# REQUIRED WORK
Repeat the listing in full, preserving every character.

# RECORDS

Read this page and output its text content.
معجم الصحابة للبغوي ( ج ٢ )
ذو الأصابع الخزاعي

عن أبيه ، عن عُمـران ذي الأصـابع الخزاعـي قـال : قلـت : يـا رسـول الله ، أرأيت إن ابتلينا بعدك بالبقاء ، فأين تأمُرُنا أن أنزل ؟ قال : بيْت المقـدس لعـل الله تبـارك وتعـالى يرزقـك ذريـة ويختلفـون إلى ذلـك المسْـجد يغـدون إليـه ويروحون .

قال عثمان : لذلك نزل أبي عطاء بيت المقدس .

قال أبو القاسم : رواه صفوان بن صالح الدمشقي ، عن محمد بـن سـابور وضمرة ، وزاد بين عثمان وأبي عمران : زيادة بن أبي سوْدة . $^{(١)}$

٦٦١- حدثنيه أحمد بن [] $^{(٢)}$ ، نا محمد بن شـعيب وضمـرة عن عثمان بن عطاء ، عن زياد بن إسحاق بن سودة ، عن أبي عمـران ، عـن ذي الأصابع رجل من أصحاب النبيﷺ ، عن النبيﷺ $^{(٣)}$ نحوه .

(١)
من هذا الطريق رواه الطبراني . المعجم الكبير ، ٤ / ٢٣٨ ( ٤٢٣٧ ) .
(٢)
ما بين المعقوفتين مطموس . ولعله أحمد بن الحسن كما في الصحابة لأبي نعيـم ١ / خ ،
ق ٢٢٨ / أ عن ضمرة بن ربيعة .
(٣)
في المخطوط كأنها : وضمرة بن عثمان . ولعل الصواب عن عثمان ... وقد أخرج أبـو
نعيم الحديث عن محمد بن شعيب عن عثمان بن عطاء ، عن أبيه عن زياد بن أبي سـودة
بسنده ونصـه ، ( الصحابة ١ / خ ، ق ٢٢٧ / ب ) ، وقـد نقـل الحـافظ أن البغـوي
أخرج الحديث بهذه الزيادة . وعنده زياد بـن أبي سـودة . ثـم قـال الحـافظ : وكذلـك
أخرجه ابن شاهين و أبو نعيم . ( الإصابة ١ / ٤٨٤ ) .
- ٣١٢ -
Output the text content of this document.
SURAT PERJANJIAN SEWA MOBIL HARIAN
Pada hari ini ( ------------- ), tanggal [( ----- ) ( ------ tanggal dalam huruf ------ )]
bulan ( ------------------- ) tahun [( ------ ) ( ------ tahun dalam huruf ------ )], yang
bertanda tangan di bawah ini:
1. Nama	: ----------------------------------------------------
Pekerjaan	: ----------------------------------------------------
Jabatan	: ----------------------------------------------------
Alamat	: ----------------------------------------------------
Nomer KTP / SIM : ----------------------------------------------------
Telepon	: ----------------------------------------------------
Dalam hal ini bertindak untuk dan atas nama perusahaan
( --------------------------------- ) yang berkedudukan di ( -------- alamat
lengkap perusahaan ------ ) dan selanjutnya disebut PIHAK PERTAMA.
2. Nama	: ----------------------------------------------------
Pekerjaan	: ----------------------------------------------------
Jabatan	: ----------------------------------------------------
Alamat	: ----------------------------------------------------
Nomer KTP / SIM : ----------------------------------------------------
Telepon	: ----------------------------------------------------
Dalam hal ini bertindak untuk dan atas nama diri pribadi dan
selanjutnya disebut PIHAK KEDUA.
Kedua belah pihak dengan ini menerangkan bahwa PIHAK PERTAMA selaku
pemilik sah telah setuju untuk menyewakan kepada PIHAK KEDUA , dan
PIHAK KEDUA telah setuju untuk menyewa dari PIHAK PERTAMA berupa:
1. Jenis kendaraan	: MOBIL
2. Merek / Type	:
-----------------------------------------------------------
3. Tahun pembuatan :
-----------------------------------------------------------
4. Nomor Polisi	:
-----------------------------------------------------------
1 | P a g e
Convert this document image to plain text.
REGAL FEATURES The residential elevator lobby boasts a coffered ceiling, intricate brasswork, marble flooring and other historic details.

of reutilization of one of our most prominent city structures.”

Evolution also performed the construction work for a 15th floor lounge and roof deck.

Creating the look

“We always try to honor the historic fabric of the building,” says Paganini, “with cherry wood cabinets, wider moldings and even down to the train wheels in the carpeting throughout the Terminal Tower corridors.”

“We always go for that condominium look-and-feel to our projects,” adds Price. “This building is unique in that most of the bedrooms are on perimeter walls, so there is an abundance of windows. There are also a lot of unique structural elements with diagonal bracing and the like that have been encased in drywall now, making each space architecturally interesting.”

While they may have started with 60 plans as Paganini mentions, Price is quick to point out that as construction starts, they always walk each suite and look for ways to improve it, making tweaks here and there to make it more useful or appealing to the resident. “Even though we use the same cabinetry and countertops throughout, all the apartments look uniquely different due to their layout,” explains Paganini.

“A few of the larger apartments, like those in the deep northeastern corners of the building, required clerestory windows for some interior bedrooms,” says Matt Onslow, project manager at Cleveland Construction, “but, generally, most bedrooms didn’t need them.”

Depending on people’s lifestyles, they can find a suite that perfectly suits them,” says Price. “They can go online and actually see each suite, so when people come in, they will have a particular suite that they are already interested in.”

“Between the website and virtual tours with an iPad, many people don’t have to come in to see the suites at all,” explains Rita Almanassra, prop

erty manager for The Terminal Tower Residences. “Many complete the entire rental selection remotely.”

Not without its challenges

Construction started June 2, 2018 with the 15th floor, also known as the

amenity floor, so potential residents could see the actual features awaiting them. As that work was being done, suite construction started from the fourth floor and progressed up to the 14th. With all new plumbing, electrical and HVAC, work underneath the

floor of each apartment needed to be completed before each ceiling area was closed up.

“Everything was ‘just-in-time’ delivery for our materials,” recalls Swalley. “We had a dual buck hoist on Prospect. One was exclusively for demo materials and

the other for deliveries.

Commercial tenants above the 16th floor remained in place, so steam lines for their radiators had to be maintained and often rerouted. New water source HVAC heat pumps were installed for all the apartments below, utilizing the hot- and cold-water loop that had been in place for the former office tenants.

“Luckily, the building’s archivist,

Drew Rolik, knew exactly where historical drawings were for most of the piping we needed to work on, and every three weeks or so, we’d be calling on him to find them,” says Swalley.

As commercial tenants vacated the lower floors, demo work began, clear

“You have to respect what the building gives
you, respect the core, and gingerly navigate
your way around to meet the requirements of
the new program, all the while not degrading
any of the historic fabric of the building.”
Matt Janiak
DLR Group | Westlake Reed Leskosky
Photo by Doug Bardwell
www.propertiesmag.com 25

# RESULT FOR THIS EXERCISE
Read this page and output its text content.
معجم الصحابة للبغوي ( ج ٢ )
ذو الأصابع الخزاعي

عن أبيه ، عن عُمـران ذي الأصـابع الخزاعـي قـال : قلـت : يـا رسـول الله ، أرأيت إن ابتلينا بعدك بالبقاء ، فأين تأمُرُنا أن أنزل ؟ قال : بيْت المقـدس لعـل الله تبـارك وتعـالى يرزقـك ذريـة ويختلفـون إلى ذلـك المسْـجد يغـدون إليـه ويروحون .

قال عثمان : لذلك نزل أبي عطاء بيت المقدس .

قال أبو القاسم : رواه صفوان بن صالح الدمشقي ، عن محمد بـن سـابور وضمرة ، وزاد بين عثمان وأبي عمران : زيادة بن أبي سوْدة . $^{(١)}$

٦٦١- حدثنيه أحمد بن [] $^{(٢)}$ ، نا محمد بن شـعيب وضمـرة عن عثمان بن عطاء ، عن زياد بن إسحاق بن سودة ، عن أبي عمـران ، عـن ذي الأصابع رجل من أصحاب النبيﷺ ، عن النبيﷺ $^{(٣)}$ نحوه .

(١)
من هذا الطريق رواه الطبراني . المعجم الكبير ، ٤ / ٢٣٨ ( ٤٢٣٧ ) .
(٢)
ما بين المعقوفتين مطموس . ولعله أحمد بن الحسن كما في الصحابة لأبي نعيـم ١ / خ ،
ق ٢٢٨ / أ عن ضمرة بن ربيعة .
(٣)
في المخطوط كأنها : وضمرة بن عثمان . ولعل الصواب عن عثمان ... وقد أخرج أبـو
نعيم الحديث عن محمد بن شعيب عن عثمان بن عطاء ، عن أبيه عن زياد بن أبي سـودة
بسنده ونصـه ، ( الصحابة ١ / خ ، ق ٢٢٧ / ب ) ، وقـد نقـل الحـافظ أن البغـوي
أخرج الحديث بهذه الزيادة . وعنده زياد بـن أبي سـودة . ثـم قـال الحـافظ : وكذلـك
أخرجه ابن شاهين و أبو نعيم . ( الإصابة ١ / ٤٨٤ ) .
- ٣١٢ -
Output the text content of this document.
SURAT PERJANJIAN SEWA MOBIL HARIAN
Pada hari ini ( ------------- ), tanggal [( ----- ) ( ------ tanggal dalam huruf ------ )]
bulan ( ------------------- ) tahun [( ------ ) ( ------ tahun dalam huruf ------ )], yang
bertanda tangan di bawah ini:
1. Nama	: ----------------------------------------------------
Pekerjaan	: ----------------------------------------------------
Jabatan	: ----------------------------------------------------
Alamat	: ----------------------------------------------------
Nomer KTP / SIM : ----------------------------------------------------
Telepon	: ----------------------------------------------------
Dalam hal ini bertindak untuk dan atas nama perusahaan
( --------------------------------- ) yang berkedudukan di ( -------- alamat
lengkap perusahaan ------ ) dan selanjutnya disebut PIHAK PERTAMA.
2. Nama	: ----------------------------------------------------
Pekerjaan	: ----------------------------------------------------
Jabatan	: ----------------------------------------------------
Alamat	: ----------------------------------------------------
Nomer KTP / SIM : ----------------------------------------------------
Telepon	: ----------------------------------------------------
Dalam hal ini bertindak untuk dan atas nama diri pribadi dan
selanjutnya disebut PIHAK KEDUA.
Kedua belah pihak dengan ini menerangkan bahwa PIHAK PERTAMA selaku
pemilik sah telah setuju untuk menyewakan kepada PIHAK KEDUA , dan
PIHAK KEDUA telah setuju untuk menyewa dari PIHAK PERTAMA berupa:
1. Jenis kendaraan	: MOBIL
2. Merek / Type	:
-----------------------------------------------------------
3. Tahun pembuatan :
-----------------------------------------------------------
4. Nomor Polisi	:
-----------------------------------------------------------
1 | P a g e
Convert this document image to plain text.
REGAL FEATURES The residential elevator lobby boasts a coffered ceiling, intricate brasswork, marble flooring and other historic details.

of reutilization of one of our most prominent city structures.”

Evolution also performed the construction work for a 15th floor lounge and roof deck.

Creating the look

“We always try to honor the historic fabric of the building,” says Paganini, “with cherry wood cabinets, wider moldings and even down to the train wheels in the carpeting throughout the Terminal Tower corridors.”

“We always go for that condominium look-and-feel to our projects,” adds Price. “This building is unique in that most of the bedrooms are on perimeter walls, so there is an abundance of windows. There are also a lot of unique structural elements with diagonal bracing and the like that have been encased in drywall now, making each space architecturally interesting.”

While they may have started with 60 plans as Paganini mentions, Price is quick to point out that as construction starts, they always walk each suite and look for ways to improve it, making tweaks here and there to make it more useful or appealing to the resident. “Even though we use the same cabinetry and countertops throughout, all the apartments look uniquely different due to their layout,” explains Paganini.

“A few of the larger apartments, like those in the deep northeastern corners of the building, required clerestory windows for some interior bedrooms,” says Matt Onslow, project manager at Cleveland Construction, “but, generally, most bedrooms didn’t need them.”

Depending on people’s lifestyles, they can find a suite that perfectly suits them,” says Price. “They can go online and actually see each suite, so when people come in, they will have a particular suite that they are already interested in.”

“Between the website and virtual tours with an iPad, many people don’t have to come in to see the suites at all,” explains Rita Almanassra, prop

erty manager for The Terminal Tower Residences. “Many complete the entire rental selection remotely.”

Not without its challenges

Construction started June 2, 2018 with the 15th floor, also known as the

amenity floor, so potential residents could see the actual features awaiting them. As that work was being done, suite construction started from the fourth floor and progressed up to the 14th. With all new plumbing, electrical and HVAC, work underneath the

floor of each apartment needed to be completed before each ceiling area was closed up.

“Everything was ‘just-in-time’ delivery for our materials,” recalls Swalley. “We had a dual buck hoist on Prospect. One was exclusively for demo materials and

the other for deliveries.

Commercial tenants above the 16th floor remained in place, so steam lines for their radiators had to be maintained and often rerouted. New water source HVAC heat pumps were installed for all the apartments below, utilizing the hot- and cold-water loop that had been in place for the former office tenants.

“Luckily, the building’s archivist,

Drew Rolik, knew exactly where historical drawings were for most of the piping we needed to work on, and every three weeks or so, we’d be calling on him to find them,” says Swalley.

As commercial tenants vacated the lower floors, demo work began, clear

“You have to respect what the building gives
you, respect the core, and gingerly navigate
your way around to meet the requirements of
the new program, all the while not degrading
any of the historic fabric of the building.”
Matt Janiak
DLR Group | Westlake Reed Leskosky
Photo by Doug Bardwell
www.propertiesmag.com 25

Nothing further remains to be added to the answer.